> _Problem_:
All of the data needs to be repeated exactly.

Dataset excerpt
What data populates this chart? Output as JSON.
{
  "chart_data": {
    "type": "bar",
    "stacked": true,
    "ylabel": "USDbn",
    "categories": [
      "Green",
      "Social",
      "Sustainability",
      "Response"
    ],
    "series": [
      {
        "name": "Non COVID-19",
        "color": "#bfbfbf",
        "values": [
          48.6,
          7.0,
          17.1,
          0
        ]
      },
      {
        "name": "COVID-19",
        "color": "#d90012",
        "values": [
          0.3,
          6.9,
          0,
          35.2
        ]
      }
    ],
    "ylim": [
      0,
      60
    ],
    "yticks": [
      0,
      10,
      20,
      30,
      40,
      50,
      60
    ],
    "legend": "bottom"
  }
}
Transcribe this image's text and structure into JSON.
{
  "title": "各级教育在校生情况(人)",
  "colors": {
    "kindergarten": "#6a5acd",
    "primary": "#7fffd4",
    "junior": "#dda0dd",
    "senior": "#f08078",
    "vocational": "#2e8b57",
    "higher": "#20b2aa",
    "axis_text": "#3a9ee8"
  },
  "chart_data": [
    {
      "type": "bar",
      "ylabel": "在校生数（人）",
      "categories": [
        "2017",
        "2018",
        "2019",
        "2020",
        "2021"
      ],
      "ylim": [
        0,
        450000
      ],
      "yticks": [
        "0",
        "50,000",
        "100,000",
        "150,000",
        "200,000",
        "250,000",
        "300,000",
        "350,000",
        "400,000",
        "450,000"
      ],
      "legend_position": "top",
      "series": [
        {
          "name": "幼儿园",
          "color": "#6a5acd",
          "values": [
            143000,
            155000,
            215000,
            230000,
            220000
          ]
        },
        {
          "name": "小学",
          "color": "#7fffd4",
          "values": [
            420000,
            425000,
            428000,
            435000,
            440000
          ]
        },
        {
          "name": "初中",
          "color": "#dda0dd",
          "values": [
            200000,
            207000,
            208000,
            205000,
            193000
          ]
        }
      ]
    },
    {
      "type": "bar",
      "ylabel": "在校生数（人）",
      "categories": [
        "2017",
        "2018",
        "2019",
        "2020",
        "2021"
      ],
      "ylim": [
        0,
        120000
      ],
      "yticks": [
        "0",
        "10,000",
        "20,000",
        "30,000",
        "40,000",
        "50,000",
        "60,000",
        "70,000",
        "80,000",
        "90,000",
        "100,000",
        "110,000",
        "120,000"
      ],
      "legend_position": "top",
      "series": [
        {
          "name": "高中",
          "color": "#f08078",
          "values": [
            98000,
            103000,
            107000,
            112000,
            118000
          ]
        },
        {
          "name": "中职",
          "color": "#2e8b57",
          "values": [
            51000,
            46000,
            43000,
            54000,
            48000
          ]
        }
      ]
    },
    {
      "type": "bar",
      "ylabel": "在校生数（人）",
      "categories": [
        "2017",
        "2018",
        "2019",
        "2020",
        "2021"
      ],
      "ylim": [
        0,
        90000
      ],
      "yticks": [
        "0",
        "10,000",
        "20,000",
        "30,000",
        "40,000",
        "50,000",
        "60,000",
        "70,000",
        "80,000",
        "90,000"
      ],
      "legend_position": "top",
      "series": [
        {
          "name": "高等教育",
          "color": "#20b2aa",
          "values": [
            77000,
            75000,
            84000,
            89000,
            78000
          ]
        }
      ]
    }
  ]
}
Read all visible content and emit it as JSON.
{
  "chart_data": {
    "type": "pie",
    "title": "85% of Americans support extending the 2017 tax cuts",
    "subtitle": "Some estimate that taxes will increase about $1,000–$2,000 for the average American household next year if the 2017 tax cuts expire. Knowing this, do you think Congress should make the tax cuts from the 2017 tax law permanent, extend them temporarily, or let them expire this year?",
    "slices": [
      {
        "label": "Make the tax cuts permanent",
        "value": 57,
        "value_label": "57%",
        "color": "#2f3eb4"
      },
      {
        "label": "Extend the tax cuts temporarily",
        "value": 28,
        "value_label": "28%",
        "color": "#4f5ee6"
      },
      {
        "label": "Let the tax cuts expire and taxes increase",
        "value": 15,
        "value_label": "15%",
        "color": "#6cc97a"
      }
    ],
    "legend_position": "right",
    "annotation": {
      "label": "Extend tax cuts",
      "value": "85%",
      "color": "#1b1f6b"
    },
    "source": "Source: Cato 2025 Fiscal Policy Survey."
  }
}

> _Solution_:
What data populates this chart? Output as JSON.
{
  "chart_data": {
    "type": "bar",
    "stacked": true,
    "ylabel": "USDbn",
    "categories": [
      "Green",
      "Social",
      "Sustainability",
      "Response"
    ],
    "series": [
      {
        "name": "Non COVID-19",
        "color": "#bfbfbf",
        "values": [
          48.6,
          7.0,
          17.1,
          0
        ]
      },
      {
        "name": "COVID-19",
        "color": "#d90012",
        "values": [
          0.3,
          6.9,
          0,
          35.2
        ]
      }
    ],
    "ylim": [
      0,
      60
    ],
    "yticks": [
      0,
      10,
      20,
      30,
      40,
      50,
      60
    ],
    "legend": "bottom"
  }
}
Transcribe this image's text and structure into JSON.
{
  "title": "各级教育在校生情况(人)",
  "colors": {
    "kindergarten": "#6a5acd",
    "primary": "#7fffd4",
    "junior": "#dda0dd",
    "senior": "#f08078",
    "vocational": "#2e8b57",
    "higher": "#20b2aa",
    "axis_text": "#3a9ee8"
  },
  "chart_data": [
    {
      "type": "bar",
      "ylabel": "在校生数（人）",
      "categories": [
        "2017",
        "2018",
        "2019",
        "2020",
        "2021"
      ],
      "ylim": [
        0,
        450000
      ],
      "yticks": [
        "0",
        "50,000",
        "100,000",
        "150,000",
        "200,000",
        "250,000",
        "300,000",
        "350,000",
        "400,000",
        "450,000"
      ],
      "legend_position": "top",
      "series": [
        {
          "name": "幼儿园",
          "color": "#6a5acd",
          "values": [
            143000,
            155000,
            215000,
            230000,
            220000
          ]
        },
        {
          "name": "小学",
          "color": "#7fffd4",
          "values": [
            420000,
            425000,
            428000,
            435000,
            440000
          ]
        },
        {
          "name": "初中",
          "color": "#dda0dd",
          "values": [
            200000,
            207000,
            208000,
            205000,
            193000
          ]
        }
      ]
    },
    {
      "type": "bar",
      "ylabel": "在校生数（人）",
      "categories": [
        "2017",
        "2018",
        "2019",
        "2020",
        "2021"
      ],
      "ylim": [
        0,
        120000
      ],
      "yticks": [
        "0",
        "10,000",
        "20,000",
        "30,000",
        "40,000",
        "50,000",
        "60,000",
        "70,000",
        "80,000",
        "90,000",
        "100,000",
        "110,000",
        "120,000"
      ],
      "legend_position": "top",
      "series": [
        {
          "name": "高中",
          "color": "#f08078",
          "values": [
            98000,
            103000,
            107000,
            112000,
            118000
          ]
        },
        {
          "name": "中职",
          "color": "#2e8b57",
          "values": [
            51000,
            46000,
            43000,
            54000,
            48000
          ]
        }
      ]
    },
    {
      "type": "bar",
      "ylabel": "在校生数（人）",
      "categories": [
        "2017",
        "2018",
        "2019",
        "2020",
        "2021"
      ],
      "ylim": [
        0,
        90000
      ],
      "yticks": [
        "0",
        "10,000",
        "20,000",
        "30,000",
        "40,000",
        "50,000",
        "60,000",
        "70,000",
        "80,000",
        "90,000"
      ],
      "legend_position": "top",
      "series": [
        {
          "name": "高等教育",
          "color": "#20b2aa",
          "values": [
            77000,
            75000,
            84000,
            89000,
            78000
          ]
        }
      ]
    }
  ]
}
Read all visible content and emit it as JSON.
{
  "chart_data": {
    "type": "pie",
    "title": "85% of Americans support extending the 2017 tax cuts",
    "subtitle": "Some estimate that taxes will increase about $1,000–$2,000 for the average American household next year if the 2017 tax cuts expire. Knowing this, do you think Congress should make the tax cuts from the 2017 tax law permanent, extend them temporarily, or let them expire this year?",
    "slices": [
      {
        "label": "Make the tax cuts permanent",
        "value": 57,
        "value_label": "57%",
        "color": "#2f3eb4"
      },
      {
        "label": "Extend the tax cuts temporarily",
        "value": 28,
        "value_label": "28%",
        "color": "#4f5ee6"
      },
      {
        "label": "Let the tax cuts expire and taxes increase",
        "value": 15,
        "value_label": "15%",
        "color": "#6cc97a"
      }
    ],
    "legend_position": "right",
    "annotation": {
      "label": "Extend tax cuts",
      "value": "85%",
      "color": "#1b1f6b"
    },
    "source": "Source: Cato 2025 Fiscal Policy Survey."
  }
}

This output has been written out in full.